● **SHORT EXERCISE**
Go to the line that contains "Give me the" and extract it along with every line after it, exactly, through the end of the data below.

Records from a collection of figures
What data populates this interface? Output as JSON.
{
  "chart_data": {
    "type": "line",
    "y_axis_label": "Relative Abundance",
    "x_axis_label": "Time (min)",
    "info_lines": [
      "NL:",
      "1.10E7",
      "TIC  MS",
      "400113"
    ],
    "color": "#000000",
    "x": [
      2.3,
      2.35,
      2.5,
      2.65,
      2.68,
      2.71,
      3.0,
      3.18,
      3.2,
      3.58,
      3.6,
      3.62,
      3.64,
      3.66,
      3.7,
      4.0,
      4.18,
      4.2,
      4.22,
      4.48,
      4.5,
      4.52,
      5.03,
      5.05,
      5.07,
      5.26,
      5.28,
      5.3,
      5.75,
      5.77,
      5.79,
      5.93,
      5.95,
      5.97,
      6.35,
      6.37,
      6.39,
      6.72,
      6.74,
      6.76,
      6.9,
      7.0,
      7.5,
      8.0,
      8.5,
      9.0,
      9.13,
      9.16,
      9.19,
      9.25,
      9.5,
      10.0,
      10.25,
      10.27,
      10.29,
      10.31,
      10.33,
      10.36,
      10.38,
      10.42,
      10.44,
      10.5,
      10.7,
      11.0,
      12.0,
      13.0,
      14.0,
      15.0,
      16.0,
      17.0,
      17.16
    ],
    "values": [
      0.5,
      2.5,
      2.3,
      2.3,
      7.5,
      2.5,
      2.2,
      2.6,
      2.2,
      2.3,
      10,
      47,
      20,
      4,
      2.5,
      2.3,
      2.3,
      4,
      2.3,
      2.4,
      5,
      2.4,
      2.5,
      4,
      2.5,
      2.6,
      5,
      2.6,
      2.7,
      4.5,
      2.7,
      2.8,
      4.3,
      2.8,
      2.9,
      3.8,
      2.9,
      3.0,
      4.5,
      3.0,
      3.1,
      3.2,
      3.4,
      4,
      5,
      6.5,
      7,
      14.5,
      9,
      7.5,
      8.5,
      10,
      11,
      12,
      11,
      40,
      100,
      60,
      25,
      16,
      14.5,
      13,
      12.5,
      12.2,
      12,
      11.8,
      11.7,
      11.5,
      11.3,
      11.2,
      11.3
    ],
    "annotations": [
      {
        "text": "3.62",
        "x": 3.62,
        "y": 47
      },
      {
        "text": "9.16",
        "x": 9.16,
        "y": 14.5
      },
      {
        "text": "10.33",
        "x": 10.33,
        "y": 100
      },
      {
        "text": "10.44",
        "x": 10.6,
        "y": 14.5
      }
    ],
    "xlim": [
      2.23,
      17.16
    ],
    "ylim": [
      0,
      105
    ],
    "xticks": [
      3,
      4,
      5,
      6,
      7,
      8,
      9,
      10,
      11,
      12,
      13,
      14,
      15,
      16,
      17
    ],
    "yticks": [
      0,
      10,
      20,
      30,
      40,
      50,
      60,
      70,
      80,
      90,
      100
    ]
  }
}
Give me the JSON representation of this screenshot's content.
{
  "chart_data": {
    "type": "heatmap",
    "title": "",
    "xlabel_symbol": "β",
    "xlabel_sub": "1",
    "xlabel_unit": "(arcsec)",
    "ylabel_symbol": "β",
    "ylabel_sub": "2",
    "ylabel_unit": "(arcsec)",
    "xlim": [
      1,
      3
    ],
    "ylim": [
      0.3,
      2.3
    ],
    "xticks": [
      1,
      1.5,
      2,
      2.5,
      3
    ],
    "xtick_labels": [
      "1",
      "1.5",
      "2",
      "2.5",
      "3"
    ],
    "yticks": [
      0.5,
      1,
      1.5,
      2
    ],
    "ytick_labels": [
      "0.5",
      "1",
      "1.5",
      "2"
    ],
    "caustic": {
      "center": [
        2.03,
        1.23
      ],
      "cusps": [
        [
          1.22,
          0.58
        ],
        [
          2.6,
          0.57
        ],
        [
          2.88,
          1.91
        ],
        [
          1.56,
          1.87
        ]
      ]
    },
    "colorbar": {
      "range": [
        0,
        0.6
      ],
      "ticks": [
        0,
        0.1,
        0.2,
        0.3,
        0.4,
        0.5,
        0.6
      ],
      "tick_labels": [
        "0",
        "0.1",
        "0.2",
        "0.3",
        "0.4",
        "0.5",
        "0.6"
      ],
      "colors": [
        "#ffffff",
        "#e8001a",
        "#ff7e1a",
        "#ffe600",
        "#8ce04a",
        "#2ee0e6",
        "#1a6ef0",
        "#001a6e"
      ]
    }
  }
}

● **FINAL ANSWER**
Give me the JSON representation of this screenshot's content.
{
  "chart_data": {
    "type": "heatmap",
    "title": "",
    "xlabel_symbol": "β",
    "xlabel_sub": "1",
    "xlabel_unit": "(arcsec)",
    "ylabel_symbol": "β",
    "ylabel_sub": "2",
    "ylabel_unit": "(arcsec)",
    "xlim": [
      1,
      3
    ],
    "ylim": [
      0.3,
      2.3
    ],
    "xticks": [
      1,
      1.5,
      2,
      2.5,
      3
    ],
    "xtick_labels": [
      "1",
      "1.5",
      "2",
      "2.5",
      "3"
    ],
    "yticks": [
      0.5,
      1,
      1.5,
      2
    ],
    "ytick_labels": [
      "0.5",
      "1",
      "1.5",
      "2"
    ],
    "caustic": {
      "center": [
        2.03,
        1.23
      ],
      "cusps": [
        [
          1.22,
          0.58
        ],
        [
          2.6,
          0.57
        ],
        [
          2.88,
          1.91
        ],
        [
          1.56,
          1.87
        ]
      ]
    },
    "colorbar": {
      "range": [
        0,
        0.6
      ],
      "ticks": [
        0,
        0.1,
        0.2,
        0.3,
        0.4,
        0.5,
        0.6
      ],
      "tick_labels": [
        "0",
        "0.1",
        "0.2",
        "0.3",
        "0.4",
        "0.5",
        "0.6"
      ],
      "colors": [
        "#ffffff",
        "#e8001a",
        "#ff7e1a",
        "#ffe600",
        "#8ce04a",
        "#2ee0e6",
        "#1a6ef0",
        "#001a6e"
      ]
    }
  }
}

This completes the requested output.